### Task requirements
Search the records below for the word "inwalidzka" and show every line where it occurs.

━━ Records provided

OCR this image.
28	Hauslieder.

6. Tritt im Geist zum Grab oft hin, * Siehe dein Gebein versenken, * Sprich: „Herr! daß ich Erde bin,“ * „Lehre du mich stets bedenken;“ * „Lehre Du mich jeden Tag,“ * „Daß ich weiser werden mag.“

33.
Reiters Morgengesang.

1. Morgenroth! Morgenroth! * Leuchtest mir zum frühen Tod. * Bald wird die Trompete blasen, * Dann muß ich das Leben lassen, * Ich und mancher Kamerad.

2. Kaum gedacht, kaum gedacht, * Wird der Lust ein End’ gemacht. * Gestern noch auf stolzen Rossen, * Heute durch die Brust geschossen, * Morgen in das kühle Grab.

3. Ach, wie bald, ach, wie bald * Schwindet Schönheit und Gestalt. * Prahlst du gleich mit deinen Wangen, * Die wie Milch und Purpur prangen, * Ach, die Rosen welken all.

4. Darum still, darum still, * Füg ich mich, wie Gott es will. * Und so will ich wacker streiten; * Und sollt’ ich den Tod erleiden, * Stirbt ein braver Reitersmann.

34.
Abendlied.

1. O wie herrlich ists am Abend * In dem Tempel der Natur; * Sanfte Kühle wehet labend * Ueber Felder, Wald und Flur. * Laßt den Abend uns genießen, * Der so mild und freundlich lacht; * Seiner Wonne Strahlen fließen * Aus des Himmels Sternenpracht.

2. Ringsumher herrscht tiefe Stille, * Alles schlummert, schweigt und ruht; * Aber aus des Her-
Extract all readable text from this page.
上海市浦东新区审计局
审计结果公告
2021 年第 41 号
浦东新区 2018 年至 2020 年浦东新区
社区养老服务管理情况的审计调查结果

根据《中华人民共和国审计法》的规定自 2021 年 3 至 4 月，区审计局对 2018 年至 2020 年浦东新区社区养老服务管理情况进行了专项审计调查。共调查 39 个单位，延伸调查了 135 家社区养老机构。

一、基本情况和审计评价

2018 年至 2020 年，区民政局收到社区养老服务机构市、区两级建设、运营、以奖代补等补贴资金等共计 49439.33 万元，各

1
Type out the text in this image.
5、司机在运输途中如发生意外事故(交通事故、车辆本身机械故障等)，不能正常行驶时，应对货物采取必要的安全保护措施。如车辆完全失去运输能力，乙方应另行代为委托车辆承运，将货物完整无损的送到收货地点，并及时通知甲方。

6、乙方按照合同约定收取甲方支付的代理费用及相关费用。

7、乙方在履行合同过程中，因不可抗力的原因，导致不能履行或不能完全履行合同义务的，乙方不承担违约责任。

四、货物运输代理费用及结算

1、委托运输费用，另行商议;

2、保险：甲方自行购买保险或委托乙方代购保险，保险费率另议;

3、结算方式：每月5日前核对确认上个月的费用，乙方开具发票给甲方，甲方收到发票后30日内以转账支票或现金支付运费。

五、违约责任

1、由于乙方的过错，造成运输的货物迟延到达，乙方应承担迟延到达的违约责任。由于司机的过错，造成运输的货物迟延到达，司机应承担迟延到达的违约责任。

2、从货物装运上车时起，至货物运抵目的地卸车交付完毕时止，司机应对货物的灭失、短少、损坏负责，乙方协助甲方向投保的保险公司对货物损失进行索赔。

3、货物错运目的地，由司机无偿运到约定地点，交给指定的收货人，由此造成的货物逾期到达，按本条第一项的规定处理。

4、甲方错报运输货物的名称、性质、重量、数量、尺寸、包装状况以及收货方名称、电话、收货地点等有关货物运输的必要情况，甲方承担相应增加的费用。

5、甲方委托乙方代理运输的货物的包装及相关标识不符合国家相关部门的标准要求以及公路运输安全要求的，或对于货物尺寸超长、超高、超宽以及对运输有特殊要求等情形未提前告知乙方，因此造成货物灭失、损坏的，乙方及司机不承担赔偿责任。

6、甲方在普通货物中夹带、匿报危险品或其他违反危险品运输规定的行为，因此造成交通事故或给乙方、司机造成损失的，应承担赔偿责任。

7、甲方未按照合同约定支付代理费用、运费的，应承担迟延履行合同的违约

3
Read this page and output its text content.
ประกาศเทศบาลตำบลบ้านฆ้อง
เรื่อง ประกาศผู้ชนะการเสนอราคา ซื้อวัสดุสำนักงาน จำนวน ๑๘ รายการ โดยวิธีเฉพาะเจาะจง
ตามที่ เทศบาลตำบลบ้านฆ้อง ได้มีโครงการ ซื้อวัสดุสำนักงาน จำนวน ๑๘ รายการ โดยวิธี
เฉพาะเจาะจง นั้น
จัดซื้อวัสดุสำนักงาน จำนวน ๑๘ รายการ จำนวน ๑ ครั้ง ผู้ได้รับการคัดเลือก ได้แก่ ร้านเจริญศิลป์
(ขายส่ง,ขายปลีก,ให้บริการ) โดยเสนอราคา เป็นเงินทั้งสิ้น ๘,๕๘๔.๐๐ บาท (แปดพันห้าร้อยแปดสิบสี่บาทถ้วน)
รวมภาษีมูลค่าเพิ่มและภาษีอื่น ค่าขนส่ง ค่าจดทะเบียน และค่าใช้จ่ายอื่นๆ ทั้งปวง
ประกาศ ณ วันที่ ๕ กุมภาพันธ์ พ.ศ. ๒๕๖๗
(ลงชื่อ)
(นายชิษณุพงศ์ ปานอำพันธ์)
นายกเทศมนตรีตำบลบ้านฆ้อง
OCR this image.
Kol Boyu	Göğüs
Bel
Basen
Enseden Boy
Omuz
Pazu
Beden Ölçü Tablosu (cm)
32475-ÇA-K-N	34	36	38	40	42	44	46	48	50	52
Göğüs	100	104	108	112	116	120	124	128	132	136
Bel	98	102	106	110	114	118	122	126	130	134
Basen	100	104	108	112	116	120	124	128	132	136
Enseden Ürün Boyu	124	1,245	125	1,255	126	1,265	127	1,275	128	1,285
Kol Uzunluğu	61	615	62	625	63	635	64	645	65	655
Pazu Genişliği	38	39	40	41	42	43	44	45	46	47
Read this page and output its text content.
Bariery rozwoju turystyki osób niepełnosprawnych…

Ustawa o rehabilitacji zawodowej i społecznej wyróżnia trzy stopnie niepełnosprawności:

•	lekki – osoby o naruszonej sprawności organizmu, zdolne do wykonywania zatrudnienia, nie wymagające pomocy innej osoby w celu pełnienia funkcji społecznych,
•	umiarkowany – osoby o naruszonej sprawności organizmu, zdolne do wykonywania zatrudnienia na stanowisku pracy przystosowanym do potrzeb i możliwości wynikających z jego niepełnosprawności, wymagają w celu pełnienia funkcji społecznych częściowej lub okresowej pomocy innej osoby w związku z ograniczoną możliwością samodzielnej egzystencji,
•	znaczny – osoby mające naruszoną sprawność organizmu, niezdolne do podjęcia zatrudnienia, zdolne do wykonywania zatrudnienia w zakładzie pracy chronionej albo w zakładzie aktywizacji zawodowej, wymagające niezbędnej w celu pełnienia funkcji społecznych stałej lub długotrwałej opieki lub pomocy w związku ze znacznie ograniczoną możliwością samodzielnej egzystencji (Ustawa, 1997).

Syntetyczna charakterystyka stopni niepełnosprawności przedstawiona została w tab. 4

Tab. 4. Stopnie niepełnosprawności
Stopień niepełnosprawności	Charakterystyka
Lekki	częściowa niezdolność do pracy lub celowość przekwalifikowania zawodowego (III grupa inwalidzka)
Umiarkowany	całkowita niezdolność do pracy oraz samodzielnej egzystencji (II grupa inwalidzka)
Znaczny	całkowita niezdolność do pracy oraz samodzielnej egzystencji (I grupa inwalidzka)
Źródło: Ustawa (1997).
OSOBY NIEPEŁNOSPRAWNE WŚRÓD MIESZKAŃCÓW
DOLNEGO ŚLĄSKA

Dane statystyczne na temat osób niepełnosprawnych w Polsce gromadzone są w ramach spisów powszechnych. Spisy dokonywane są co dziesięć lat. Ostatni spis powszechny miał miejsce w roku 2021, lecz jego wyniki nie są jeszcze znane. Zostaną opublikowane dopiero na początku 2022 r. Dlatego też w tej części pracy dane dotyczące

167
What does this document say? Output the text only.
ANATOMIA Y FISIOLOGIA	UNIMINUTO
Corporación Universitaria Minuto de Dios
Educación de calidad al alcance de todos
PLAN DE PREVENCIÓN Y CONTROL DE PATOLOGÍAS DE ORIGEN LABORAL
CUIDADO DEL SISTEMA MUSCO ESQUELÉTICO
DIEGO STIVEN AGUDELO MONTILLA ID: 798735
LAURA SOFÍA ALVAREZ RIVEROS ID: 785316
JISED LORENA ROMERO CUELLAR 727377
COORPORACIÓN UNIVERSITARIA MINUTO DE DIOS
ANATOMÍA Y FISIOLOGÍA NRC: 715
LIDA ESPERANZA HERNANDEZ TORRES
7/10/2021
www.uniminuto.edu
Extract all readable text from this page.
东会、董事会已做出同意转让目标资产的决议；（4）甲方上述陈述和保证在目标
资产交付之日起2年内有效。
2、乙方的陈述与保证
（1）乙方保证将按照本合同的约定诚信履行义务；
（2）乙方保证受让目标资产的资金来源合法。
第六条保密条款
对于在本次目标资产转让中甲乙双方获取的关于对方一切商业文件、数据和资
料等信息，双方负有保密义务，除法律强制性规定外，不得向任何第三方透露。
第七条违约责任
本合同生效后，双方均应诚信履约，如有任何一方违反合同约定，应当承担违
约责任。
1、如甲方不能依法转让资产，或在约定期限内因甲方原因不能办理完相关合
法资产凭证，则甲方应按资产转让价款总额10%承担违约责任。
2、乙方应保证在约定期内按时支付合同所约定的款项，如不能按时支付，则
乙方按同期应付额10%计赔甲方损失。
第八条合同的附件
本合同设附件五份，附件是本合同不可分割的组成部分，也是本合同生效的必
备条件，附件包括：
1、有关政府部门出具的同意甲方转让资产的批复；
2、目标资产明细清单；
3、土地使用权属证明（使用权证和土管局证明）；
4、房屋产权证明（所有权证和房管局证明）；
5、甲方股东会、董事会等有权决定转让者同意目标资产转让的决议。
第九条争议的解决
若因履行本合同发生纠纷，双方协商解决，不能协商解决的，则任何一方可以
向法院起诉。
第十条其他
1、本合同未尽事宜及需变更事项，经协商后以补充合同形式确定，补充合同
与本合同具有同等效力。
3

━━━━

### Solved problem
Lekki	częściowa niezdolność do pracy lub celowość przekwalifikowania zawodowego (III grupa inwalidzka)
Umiarkowany	całkowita niezdolność do pracy oraz samodzielnej egzystencji (II grupa inwalidzka)
Znaczny	całkowita niezdolność do pracy oraz samodzielnej egzystencji (I grupa inwalidzka)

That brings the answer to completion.